----- Provided data
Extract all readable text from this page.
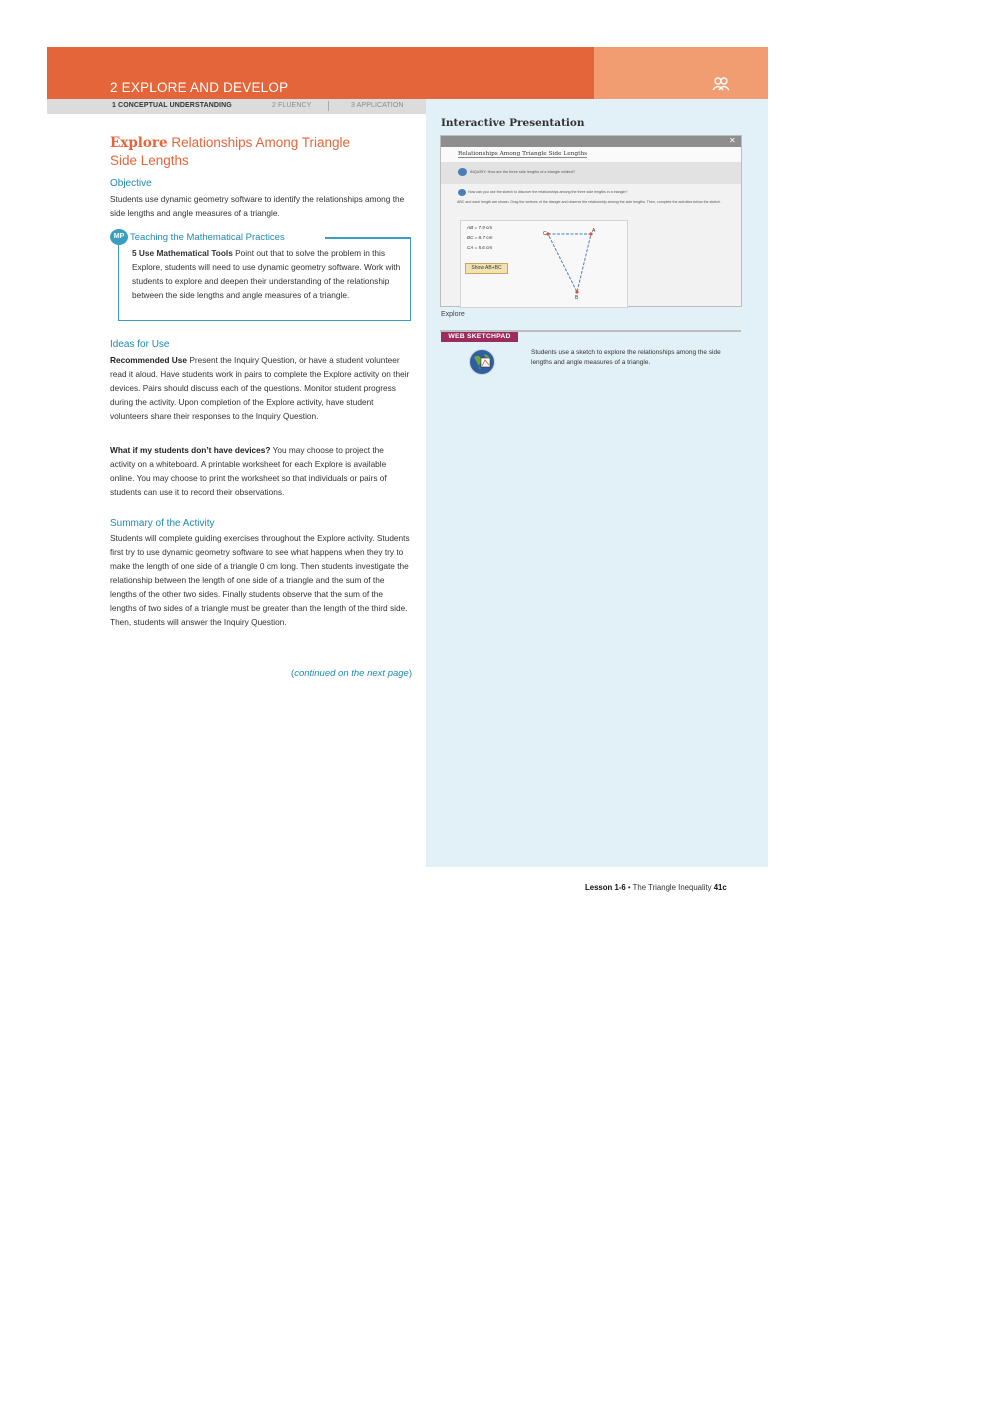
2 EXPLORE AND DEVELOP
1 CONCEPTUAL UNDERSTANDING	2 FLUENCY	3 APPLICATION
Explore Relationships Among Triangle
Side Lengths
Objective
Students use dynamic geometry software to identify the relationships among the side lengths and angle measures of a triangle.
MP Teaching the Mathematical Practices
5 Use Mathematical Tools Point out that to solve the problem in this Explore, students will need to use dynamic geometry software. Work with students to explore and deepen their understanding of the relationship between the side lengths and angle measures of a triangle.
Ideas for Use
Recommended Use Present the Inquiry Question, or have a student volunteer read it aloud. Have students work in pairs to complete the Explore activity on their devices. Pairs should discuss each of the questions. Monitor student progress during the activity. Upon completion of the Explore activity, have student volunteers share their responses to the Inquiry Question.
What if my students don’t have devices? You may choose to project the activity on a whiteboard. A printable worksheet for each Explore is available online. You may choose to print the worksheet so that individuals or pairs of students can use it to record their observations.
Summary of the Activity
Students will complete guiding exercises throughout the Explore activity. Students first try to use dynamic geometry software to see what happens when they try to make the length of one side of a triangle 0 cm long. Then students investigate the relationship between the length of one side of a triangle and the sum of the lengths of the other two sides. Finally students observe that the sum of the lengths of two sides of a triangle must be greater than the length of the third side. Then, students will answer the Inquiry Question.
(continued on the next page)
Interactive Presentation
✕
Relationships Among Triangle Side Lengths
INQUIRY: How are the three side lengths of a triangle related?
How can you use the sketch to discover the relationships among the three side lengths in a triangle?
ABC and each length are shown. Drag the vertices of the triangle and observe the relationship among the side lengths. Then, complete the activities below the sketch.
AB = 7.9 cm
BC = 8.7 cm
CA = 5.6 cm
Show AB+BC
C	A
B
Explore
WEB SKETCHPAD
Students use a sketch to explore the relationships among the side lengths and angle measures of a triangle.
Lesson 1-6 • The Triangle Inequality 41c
----------
----- Provided data
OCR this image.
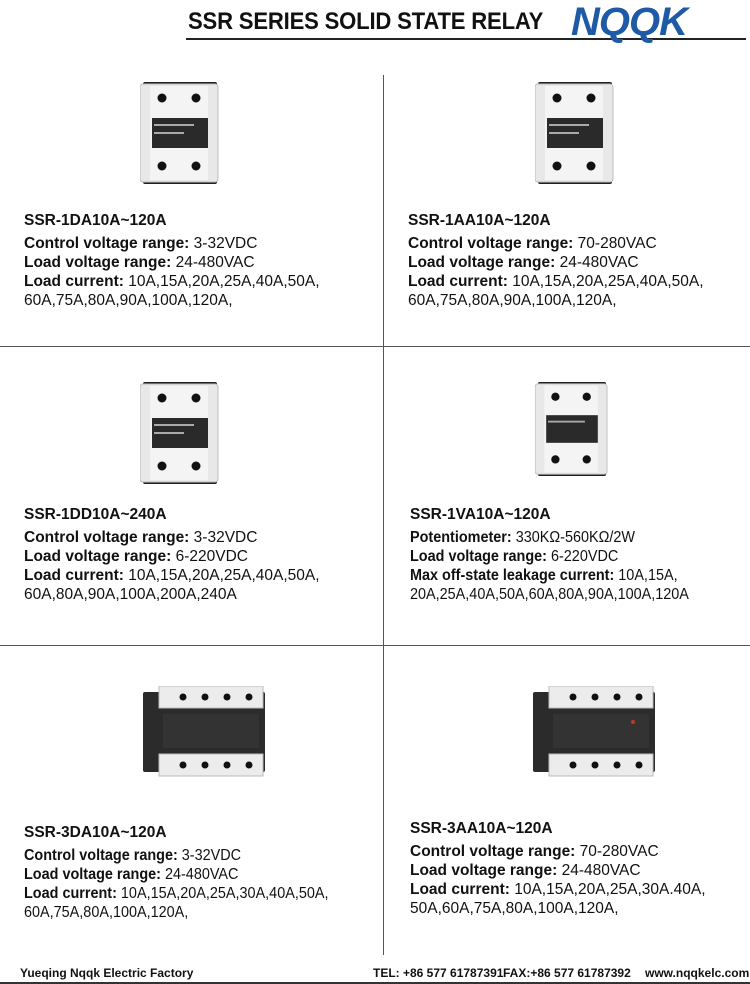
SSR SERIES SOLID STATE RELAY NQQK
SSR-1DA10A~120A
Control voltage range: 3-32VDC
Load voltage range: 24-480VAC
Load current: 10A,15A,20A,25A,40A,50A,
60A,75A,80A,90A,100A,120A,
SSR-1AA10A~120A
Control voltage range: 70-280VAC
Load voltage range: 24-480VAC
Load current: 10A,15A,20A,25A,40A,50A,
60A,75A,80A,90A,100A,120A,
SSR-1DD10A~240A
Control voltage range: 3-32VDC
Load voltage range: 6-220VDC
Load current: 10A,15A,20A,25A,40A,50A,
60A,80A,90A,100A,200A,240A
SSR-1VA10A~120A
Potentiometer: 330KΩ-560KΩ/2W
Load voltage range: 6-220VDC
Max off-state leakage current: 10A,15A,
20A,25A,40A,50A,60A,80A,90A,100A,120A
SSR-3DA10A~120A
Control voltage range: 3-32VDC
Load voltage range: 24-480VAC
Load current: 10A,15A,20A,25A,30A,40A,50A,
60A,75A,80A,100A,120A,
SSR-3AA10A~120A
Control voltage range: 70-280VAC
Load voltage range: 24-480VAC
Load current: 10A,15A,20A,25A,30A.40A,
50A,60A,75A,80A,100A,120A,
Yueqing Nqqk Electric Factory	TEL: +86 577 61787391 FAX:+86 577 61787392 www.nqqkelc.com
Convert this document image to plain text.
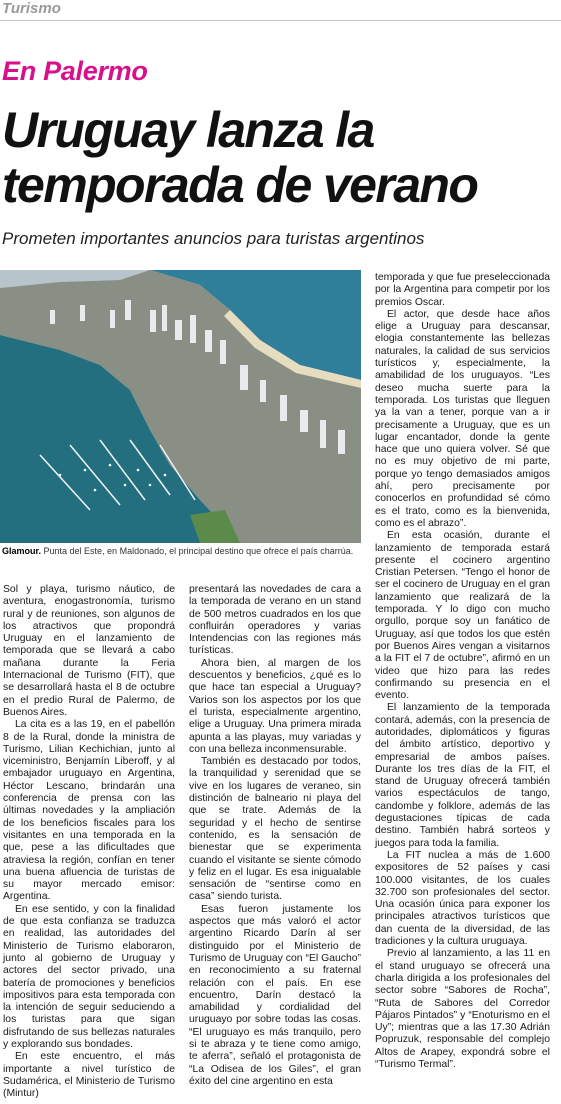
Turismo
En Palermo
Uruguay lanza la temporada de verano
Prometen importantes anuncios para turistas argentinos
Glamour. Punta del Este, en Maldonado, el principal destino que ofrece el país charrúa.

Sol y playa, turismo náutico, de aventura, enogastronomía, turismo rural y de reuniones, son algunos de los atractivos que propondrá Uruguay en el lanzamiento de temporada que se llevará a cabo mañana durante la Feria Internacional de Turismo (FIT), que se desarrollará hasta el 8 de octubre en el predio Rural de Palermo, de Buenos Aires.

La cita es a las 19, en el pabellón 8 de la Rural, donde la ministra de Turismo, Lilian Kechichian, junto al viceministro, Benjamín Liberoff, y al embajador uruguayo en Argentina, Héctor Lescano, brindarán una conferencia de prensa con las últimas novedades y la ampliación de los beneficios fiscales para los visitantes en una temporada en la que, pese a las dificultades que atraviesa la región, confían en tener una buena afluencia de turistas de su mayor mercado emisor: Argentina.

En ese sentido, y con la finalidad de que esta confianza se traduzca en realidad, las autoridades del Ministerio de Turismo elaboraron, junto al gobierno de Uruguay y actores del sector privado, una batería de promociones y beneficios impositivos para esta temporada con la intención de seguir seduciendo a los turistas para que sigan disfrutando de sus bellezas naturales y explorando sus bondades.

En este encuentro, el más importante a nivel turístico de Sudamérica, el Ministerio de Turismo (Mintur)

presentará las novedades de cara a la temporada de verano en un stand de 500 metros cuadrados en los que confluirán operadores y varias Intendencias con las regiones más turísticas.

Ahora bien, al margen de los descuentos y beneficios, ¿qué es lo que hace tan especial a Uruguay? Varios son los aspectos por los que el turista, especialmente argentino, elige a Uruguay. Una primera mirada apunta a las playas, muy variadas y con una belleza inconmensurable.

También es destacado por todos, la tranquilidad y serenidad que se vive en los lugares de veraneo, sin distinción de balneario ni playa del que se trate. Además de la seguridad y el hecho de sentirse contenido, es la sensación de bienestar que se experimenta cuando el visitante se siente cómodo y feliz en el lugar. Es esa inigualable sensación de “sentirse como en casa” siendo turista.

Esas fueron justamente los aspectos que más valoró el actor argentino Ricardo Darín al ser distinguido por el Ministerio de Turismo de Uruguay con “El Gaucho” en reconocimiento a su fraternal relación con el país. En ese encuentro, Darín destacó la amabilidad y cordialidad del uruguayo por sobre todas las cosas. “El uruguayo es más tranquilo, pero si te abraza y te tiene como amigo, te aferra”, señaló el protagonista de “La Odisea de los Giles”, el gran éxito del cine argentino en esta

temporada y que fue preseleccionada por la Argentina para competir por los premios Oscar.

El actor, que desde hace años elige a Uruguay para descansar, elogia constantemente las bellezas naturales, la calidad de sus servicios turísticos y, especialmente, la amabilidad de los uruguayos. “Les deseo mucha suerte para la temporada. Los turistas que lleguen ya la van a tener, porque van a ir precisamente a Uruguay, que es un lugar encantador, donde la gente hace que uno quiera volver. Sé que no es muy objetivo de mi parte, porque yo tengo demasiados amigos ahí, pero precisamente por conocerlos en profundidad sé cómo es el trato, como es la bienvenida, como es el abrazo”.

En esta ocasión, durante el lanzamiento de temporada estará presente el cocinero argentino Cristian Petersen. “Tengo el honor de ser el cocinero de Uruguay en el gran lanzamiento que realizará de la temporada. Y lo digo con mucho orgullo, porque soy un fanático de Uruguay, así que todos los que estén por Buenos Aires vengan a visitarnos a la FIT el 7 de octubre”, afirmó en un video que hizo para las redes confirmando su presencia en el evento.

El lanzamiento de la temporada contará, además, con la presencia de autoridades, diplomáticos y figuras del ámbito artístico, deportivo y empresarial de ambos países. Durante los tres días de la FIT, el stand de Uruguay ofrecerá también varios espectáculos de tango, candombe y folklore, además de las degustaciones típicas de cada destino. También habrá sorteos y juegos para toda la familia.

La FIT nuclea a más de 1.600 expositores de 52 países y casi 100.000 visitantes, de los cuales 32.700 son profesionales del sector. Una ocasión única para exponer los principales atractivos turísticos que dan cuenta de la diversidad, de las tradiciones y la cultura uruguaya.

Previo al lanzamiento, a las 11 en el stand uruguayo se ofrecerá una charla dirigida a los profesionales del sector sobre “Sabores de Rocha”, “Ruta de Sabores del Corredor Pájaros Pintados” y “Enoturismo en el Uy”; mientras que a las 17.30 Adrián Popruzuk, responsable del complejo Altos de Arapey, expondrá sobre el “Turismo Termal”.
----------
----- Provided data
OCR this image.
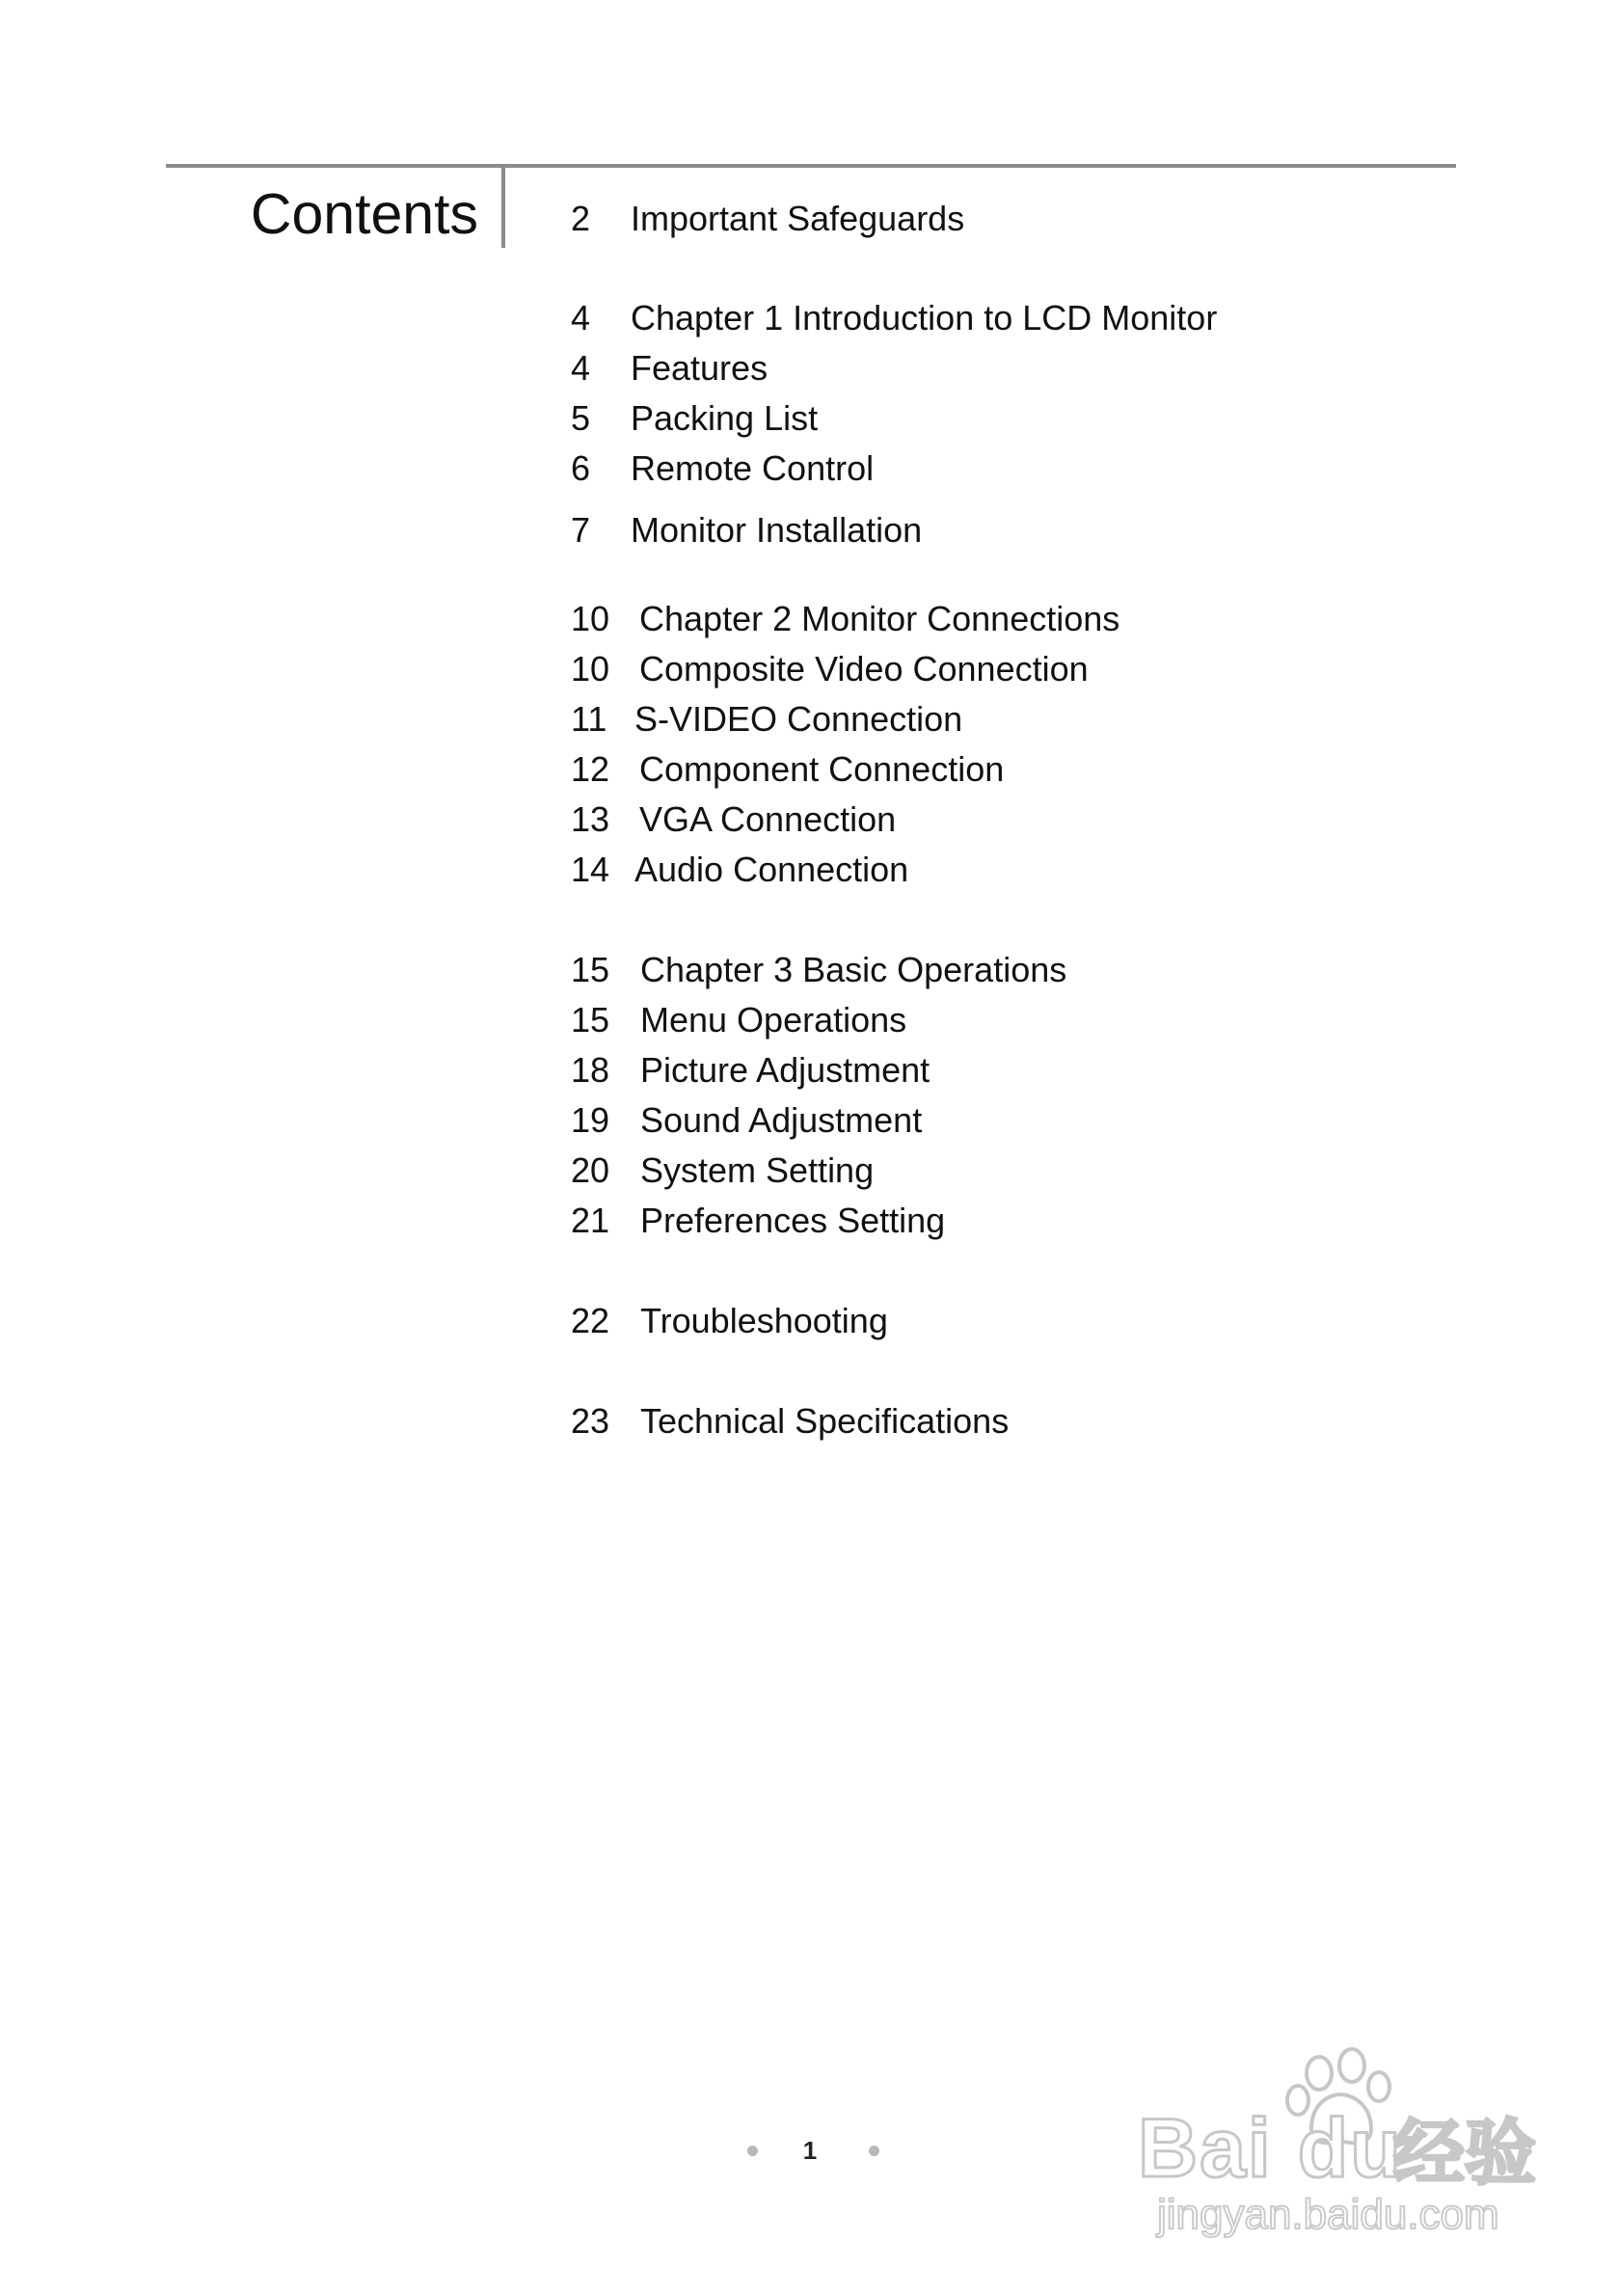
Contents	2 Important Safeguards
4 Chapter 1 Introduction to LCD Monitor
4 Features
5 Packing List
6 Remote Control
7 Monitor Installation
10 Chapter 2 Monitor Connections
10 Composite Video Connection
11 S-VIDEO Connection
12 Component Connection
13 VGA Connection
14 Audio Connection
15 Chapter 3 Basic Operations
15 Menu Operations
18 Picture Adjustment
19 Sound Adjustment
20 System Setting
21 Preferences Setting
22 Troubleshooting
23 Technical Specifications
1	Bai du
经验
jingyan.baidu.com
----------
> _Work instructions_:
Take every line above carrying "page" and return it.

> _Solution for this problem_:
Extract all readable text from this page.
(continued on the next page)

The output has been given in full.